▶ [Requirements]: Each line from the one that contains "Output the underlying" to the end of the material must be set down exactly, and no line before it.
───
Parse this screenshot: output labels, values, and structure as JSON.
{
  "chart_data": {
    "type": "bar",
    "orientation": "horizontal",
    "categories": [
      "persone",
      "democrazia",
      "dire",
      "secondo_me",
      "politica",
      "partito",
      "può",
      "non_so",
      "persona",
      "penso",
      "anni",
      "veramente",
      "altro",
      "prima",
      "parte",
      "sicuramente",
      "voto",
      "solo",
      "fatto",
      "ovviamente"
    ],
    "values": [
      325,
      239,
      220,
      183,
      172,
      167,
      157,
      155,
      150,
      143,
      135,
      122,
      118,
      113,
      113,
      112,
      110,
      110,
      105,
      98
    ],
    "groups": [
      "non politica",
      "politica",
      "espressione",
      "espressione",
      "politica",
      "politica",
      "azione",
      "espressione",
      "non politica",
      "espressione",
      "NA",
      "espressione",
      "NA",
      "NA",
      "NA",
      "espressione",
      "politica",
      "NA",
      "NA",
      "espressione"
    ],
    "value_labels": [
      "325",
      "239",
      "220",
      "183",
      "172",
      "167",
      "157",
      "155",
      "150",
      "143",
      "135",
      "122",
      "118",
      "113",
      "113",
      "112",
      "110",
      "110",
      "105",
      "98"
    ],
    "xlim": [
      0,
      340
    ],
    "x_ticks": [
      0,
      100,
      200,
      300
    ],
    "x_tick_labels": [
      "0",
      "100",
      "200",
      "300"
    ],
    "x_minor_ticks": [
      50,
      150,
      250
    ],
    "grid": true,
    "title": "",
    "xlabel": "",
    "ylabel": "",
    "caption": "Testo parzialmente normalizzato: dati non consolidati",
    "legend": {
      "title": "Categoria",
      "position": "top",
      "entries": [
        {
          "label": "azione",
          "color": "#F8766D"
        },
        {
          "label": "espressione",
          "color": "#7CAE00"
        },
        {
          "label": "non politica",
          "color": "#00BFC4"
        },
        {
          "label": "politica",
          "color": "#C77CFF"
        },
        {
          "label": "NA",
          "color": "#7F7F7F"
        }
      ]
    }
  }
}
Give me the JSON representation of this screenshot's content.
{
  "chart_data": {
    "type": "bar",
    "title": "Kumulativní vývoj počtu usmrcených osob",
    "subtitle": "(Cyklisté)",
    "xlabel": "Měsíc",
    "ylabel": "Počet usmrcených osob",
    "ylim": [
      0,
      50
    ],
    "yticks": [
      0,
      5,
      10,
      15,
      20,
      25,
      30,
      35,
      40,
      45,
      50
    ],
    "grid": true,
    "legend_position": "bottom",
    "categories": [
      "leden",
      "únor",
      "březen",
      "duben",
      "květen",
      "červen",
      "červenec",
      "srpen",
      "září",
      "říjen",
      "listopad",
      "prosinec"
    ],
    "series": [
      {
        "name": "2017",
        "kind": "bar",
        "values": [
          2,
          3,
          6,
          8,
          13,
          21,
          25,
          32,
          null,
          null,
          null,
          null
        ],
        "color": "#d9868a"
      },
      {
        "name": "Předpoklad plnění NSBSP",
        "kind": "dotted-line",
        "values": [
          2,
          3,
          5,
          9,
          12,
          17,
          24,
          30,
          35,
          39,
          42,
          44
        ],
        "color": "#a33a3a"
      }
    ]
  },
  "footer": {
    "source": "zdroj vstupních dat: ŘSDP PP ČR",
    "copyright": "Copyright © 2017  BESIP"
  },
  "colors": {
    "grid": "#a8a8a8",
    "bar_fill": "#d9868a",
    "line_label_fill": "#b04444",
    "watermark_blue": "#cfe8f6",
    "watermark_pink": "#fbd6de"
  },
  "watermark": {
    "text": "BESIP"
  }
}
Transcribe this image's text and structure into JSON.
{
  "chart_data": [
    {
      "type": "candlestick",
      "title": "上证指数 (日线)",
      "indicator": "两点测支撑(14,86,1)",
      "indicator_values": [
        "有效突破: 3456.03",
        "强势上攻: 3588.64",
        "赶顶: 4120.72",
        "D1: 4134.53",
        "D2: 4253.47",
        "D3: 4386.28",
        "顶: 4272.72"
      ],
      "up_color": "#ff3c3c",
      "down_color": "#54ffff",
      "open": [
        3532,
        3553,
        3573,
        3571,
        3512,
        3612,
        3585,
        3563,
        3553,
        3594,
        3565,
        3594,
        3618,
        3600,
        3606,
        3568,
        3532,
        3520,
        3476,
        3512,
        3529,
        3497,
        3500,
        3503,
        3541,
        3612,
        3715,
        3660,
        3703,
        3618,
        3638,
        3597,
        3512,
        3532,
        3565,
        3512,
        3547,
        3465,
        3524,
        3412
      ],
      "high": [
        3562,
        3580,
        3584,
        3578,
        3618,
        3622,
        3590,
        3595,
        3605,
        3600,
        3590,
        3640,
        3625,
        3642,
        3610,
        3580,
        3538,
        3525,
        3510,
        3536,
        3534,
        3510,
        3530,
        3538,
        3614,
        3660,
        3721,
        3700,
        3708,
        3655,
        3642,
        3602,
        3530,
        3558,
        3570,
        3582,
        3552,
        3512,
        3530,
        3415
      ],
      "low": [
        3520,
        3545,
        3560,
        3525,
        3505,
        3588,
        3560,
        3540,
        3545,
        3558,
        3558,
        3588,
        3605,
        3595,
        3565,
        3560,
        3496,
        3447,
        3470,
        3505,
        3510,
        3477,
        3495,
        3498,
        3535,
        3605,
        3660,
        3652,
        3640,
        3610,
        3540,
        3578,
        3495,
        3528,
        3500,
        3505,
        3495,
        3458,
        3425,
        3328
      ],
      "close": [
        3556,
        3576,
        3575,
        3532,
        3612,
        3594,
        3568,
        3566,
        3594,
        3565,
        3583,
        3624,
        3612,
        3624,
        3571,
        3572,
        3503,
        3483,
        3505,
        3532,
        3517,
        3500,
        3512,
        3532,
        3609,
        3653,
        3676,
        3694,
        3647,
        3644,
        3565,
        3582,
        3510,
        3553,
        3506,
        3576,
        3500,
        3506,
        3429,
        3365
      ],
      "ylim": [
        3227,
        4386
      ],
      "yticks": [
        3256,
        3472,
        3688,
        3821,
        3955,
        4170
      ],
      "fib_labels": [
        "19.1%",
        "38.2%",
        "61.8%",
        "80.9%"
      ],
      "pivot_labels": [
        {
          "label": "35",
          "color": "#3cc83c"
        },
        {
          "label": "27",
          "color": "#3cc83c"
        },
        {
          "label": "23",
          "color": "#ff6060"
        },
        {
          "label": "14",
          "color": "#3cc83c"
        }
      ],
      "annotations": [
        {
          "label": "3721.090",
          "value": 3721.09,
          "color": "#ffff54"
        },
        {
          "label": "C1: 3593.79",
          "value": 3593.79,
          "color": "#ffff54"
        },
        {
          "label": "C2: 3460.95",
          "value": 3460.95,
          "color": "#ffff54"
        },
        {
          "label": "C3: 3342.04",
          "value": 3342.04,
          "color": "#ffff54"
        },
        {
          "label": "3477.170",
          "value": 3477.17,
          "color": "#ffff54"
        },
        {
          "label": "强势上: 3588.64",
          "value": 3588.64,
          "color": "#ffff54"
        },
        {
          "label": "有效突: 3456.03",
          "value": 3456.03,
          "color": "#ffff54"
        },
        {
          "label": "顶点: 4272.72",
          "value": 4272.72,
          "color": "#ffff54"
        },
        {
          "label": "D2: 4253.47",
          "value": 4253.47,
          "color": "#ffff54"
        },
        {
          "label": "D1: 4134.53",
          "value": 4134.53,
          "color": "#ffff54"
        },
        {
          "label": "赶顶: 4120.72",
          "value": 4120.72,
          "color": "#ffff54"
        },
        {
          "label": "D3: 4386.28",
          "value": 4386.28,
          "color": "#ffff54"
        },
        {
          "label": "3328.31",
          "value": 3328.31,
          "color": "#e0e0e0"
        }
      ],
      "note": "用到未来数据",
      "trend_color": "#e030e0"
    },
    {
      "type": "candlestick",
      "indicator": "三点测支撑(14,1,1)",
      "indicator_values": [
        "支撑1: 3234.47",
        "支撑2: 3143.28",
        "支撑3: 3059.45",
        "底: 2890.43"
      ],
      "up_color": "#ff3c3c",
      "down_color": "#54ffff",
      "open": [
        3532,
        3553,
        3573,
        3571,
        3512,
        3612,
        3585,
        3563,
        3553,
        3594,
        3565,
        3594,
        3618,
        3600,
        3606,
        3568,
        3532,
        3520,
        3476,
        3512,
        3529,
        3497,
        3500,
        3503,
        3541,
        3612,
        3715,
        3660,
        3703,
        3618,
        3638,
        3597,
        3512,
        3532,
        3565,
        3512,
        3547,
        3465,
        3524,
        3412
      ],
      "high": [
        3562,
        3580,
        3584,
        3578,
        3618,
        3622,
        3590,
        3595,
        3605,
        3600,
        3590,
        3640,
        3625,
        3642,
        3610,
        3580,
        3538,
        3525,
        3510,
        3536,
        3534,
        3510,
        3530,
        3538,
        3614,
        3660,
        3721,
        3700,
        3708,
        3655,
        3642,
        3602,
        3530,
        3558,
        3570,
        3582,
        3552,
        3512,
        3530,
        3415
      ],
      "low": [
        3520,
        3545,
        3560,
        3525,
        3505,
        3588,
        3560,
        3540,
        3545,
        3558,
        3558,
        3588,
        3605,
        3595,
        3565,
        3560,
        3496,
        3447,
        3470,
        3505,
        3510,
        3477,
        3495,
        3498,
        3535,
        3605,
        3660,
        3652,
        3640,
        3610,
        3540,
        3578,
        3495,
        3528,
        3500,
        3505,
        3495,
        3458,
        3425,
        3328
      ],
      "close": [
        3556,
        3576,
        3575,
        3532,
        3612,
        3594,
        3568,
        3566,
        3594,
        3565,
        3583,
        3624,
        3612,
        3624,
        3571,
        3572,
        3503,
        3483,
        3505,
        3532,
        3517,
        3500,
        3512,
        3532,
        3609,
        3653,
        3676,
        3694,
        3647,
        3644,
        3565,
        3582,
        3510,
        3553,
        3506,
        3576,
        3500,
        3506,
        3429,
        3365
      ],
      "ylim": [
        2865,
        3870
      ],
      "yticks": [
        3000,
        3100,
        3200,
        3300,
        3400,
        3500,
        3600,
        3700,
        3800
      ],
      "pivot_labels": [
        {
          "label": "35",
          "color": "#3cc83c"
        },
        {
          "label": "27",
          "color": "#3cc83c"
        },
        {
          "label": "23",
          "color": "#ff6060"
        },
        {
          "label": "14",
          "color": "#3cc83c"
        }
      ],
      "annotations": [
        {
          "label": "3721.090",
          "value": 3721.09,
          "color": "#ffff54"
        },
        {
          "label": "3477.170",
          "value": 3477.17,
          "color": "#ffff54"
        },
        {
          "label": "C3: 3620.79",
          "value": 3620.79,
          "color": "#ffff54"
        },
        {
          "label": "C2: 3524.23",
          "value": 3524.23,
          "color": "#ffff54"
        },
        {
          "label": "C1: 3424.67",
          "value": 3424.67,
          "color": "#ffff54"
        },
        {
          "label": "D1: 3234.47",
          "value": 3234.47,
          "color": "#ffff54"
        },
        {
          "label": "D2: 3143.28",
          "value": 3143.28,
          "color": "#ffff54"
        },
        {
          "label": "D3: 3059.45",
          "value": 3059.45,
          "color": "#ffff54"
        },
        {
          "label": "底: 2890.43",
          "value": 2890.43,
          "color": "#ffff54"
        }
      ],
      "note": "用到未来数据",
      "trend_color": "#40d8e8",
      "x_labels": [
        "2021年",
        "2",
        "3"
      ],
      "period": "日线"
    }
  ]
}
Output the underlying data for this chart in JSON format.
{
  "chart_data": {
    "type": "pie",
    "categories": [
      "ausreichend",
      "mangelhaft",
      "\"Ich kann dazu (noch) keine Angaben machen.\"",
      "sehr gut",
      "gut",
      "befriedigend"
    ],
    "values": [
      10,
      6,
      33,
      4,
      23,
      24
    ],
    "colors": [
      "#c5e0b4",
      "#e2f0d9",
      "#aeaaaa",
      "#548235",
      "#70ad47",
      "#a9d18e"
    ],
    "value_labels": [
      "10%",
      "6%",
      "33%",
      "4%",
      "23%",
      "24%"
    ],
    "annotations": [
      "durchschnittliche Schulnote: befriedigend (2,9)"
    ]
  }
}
───
▶ [Reply to the exercise]:
Output the underlying data for this chart in JSON format.
{
  "chart_data": {
    "type": "pie",
    "categories": [
      "ausreichend",
      "mangelhaft",
      "\"Ich kann dazu (noch) keine Angaben machen.\"",
      "sehr gut",
      "gut",
      "befriedigend"
    ],
    "values": [
      10,
      6,
      33,
      4,
      23,
      24
    ],
    "colors": [
      "#c5e0b4",
      "#e2f0d9",
      "#aeaaaa",
      "#548235",
      "#70ad47",
      "#a9d18e"
    ],
    "value_labels": [
      "10%",
      "6%",
      "33%",
      "4%",
      "23%",
      "24%"
    ],
    "annotations": [
      "durchschnittliche Schulnote: befriedigend (2,9)"
    ]
  }
}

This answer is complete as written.